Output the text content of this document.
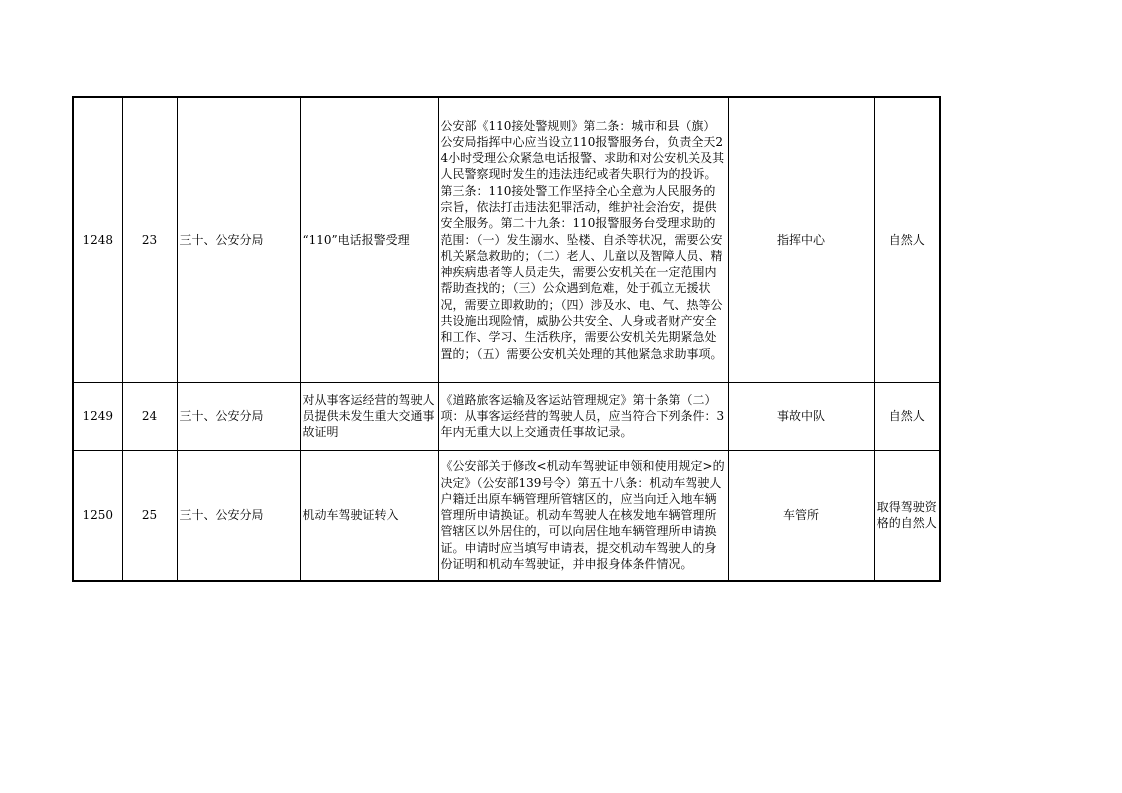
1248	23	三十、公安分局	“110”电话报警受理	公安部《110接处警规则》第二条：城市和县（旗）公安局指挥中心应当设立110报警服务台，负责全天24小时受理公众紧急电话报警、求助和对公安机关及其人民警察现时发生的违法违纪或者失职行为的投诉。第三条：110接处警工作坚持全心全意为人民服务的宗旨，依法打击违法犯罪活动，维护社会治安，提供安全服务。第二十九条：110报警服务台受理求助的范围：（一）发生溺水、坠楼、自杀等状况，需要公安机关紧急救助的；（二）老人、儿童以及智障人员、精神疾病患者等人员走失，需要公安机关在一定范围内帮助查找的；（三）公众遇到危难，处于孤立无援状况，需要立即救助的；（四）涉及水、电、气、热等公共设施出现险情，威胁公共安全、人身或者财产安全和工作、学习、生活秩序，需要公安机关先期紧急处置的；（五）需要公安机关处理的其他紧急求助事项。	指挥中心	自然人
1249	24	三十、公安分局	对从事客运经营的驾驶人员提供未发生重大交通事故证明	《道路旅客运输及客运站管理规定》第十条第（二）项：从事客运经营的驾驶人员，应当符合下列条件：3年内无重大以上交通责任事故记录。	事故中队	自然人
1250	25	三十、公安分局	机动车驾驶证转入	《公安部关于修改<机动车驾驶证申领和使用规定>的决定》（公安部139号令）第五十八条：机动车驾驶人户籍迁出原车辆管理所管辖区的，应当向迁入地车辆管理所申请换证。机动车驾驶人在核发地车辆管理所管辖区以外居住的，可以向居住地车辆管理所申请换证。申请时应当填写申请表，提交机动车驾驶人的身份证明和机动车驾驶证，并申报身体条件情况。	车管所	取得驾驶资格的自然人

------------------------------------------------------------

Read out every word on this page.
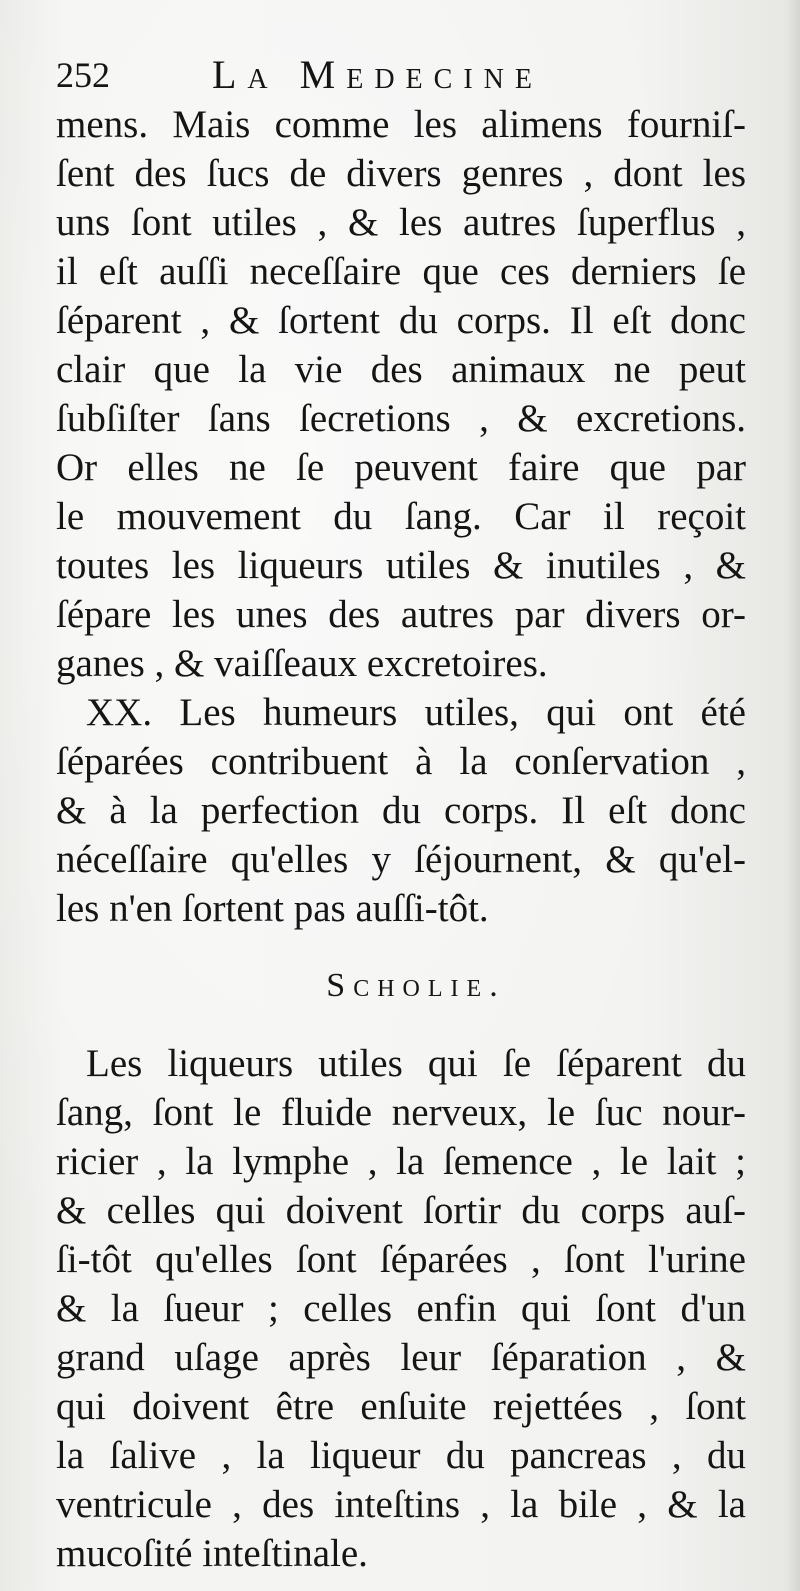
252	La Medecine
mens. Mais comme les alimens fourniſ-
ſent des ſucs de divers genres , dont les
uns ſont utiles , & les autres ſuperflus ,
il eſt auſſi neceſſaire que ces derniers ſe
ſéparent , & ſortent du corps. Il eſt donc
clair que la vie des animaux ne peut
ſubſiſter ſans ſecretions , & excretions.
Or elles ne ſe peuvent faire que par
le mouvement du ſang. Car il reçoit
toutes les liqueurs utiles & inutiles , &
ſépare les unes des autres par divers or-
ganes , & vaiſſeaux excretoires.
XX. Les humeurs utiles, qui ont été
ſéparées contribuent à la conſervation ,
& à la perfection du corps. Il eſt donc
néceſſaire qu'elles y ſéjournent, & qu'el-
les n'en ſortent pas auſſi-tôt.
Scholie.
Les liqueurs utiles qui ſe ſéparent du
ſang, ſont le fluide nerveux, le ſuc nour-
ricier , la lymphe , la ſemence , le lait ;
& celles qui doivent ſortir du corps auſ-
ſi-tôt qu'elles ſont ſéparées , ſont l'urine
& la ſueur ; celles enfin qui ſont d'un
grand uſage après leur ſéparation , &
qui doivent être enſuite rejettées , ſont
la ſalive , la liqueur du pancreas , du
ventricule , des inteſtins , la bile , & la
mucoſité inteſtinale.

------------------------------------------------------------

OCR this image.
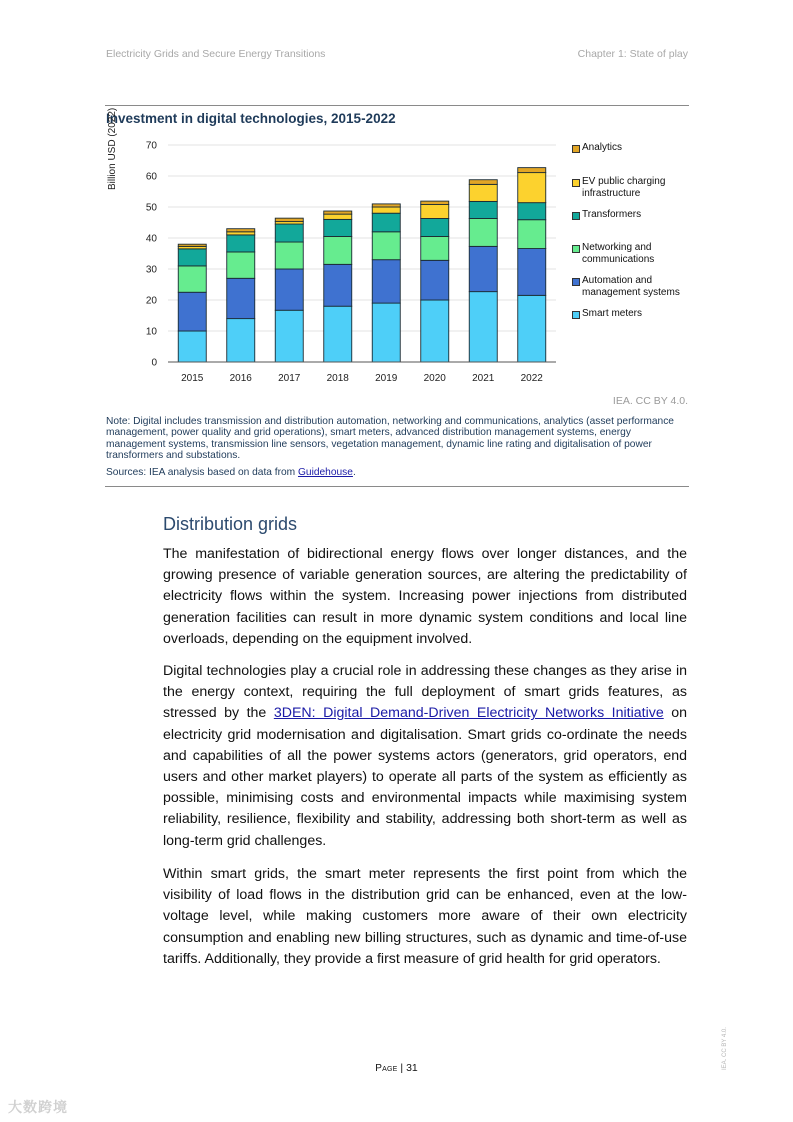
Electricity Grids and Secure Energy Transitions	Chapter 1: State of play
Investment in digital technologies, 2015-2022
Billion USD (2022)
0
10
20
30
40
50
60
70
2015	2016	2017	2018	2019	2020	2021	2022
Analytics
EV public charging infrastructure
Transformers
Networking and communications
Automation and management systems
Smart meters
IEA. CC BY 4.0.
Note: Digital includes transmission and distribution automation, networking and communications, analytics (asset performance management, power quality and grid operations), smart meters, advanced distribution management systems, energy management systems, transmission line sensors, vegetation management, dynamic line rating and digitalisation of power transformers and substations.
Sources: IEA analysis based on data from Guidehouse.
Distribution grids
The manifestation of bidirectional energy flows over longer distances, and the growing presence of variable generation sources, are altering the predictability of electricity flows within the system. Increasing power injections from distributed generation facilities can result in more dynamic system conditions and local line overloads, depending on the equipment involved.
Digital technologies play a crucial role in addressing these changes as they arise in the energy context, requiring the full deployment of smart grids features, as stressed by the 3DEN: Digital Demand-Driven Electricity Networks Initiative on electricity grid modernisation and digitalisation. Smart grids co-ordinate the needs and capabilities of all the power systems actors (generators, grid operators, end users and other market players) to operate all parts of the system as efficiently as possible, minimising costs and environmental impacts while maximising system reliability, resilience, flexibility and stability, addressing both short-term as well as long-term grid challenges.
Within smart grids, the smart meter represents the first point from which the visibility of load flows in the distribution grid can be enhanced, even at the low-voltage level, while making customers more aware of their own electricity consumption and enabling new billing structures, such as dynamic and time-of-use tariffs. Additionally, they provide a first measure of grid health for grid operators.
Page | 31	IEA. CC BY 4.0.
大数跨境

------------------------------------------------------------

- **The task**
Scan the material for lines with the word "autres", and copy each line you find.

- **Output for this exercise**
uns ſont utiles , & les autres ſuperflus ,
ſépare les unes des autres par divers or-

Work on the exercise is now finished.